Testo fornito:
Eleonora Giorgi ha raccontato in un’intervista le circostanze fortuite che l’hanno portata a scoprire il tumore al pancreas. L’attrice romana ha spiegato di aver avuto i primi sintomi, tra cui una glicemia alta non collegabile alla dieta, già due anni fa, senza però dargli troppo peso. Il 26 ottobre scorso però, cinque giorni dopo il suo settantesimo compleanno, durante una mammografia di routine, un brutto colpo di tosse ha insospettito l’ecografista, che le ha suggerito di prenotare una tac. L’attrice ha anche espresso il desiderio di conoscere Fedez per un confronto.

Informazioni mostrate:
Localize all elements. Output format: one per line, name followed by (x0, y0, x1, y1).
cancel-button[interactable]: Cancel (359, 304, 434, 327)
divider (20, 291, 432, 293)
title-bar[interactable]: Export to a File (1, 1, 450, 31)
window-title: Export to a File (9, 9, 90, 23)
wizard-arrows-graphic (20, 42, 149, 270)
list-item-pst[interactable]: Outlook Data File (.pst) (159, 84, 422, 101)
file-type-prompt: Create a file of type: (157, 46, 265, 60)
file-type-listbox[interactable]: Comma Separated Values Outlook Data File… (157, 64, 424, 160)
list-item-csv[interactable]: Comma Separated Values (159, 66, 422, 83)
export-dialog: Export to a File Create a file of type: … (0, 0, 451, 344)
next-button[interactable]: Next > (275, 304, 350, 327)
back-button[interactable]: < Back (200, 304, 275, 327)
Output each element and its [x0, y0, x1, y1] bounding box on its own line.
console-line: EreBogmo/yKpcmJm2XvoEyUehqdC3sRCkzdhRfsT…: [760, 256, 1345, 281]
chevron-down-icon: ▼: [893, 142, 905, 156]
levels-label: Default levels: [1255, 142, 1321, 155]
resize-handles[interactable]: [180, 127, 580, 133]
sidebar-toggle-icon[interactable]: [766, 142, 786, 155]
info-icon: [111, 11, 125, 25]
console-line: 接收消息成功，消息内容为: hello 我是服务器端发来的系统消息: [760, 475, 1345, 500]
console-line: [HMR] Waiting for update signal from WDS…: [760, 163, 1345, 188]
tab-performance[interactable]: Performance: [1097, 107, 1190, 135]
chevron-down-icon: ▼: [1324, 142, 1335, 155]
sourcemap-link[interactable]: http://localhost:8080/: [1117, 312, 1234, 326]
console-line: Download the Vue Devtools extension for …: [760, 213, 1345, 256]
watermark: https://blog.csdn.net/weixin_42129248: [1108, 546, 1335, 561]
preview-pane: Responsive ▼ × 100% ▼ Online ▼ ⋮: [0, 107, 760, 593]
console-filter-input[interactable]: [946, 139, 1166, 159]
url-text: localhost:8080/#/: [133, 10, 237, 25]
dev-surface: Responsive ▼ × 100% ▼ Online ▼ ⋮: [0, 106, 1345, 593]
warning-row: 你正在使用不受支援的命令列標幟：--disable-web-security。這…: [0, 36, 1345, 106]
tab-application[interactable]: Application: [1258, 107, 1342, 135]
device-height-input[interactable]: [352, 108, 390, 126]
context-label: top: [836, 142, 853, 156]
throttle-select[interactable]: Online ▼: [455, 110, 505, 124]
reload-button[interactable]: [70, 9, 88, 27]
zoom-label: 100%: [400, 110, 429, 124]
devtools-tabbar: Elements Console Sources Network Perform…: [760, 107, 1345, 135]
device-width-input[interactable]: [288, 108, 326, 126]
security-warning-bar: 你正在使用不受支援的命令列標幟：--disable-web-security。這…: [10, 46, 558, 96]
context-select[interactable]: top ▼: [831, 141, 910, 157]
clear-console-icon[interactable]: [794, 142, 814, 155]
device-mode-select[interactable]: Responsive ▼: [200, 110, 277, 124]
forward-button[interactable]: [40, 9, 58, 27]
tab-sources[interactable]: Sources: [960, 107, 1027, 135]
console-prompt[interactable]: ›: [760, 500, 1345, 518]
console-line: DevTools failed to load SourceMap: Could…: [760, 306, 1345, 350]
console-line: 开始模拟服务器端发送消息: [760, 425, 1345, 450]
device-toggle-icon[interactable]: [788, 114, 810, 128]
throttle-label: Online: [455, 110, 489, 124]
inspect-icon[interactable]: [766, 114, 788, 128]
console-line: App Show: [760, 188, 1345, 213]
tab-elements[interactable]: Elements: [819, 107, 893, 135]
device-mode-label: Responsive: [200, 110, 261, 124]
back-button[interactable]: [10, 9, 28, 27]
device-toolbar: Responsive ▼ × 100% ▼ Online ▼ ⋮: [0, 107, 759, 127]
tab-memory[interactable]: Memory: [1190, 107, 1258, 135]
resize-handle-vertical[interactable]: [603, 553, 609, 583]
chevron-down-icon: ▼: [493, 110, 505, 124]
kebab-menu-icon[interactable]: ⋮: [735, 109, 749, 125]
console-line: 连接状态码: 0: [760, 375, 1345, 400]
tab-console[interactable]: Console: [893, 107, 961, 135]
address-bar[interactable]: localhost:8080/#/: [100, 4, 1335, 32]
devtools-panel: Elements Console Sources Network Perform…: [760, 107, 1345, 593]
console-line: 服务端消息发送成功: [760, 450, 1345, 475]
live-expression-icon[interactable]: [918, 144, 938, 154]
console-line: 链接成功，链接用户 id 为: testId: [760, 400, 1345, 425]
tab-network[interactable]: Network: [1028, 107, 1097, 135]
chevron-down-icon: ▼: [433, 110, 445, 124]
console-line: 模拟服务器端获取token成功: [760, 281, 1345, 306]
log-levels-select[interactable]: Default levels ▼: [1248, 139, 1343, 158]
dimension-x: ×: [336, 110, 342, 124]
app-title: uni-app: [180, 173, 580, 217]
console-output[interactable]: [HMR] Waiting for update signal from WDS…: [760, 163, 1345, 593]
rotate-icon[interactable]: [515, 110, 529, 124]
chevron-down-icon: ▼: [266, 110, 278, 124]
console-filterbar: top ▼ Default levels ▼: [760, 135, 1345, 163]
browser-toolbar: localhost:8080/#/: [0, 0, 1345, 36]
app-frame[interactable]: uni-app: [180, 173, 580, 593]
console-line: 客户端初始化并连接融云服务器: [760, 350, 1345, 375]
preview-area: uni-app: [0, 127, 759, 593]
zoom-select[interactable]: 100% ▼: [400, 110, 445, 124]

Compiti assegnati:
1: Nel testo su Eleonora Giorgi, durante quale esame un colpo di tosse ha insospettito l'ecografista?
2: Prosegua il testo sulla malattia di Eleonora Giorgi a partire dall'ultima frase riportata.

Esiti dei compiti:
1: Durante una mammografia di routine.

2:
All’inizio, dunque, sembrava che i problemi fossero al polmone. Dove la tomografia aveva evidenziato dei piccoli noduli. Il passaggio successivo è stata la Pet, un’indagine molto approfondita che si fa anche per cercare i tumori primari. L’esame ha portato alla luce l’adenocarcinoma al pancreas. Fortunatamente, i noduli ai polmoni non erano metastasi del cancro al pancreas, notizia che avrebbe portato a una diagnosi nefasta. La biopsia invece ha evidenziato l’operabilità del tumore, che potrà essere asportato dopo la chemioterapia. Il primo ciclo inizierà proprio mercoledì prossimo a Milano. Le terapie andranno ripetute ogni 15 giorni.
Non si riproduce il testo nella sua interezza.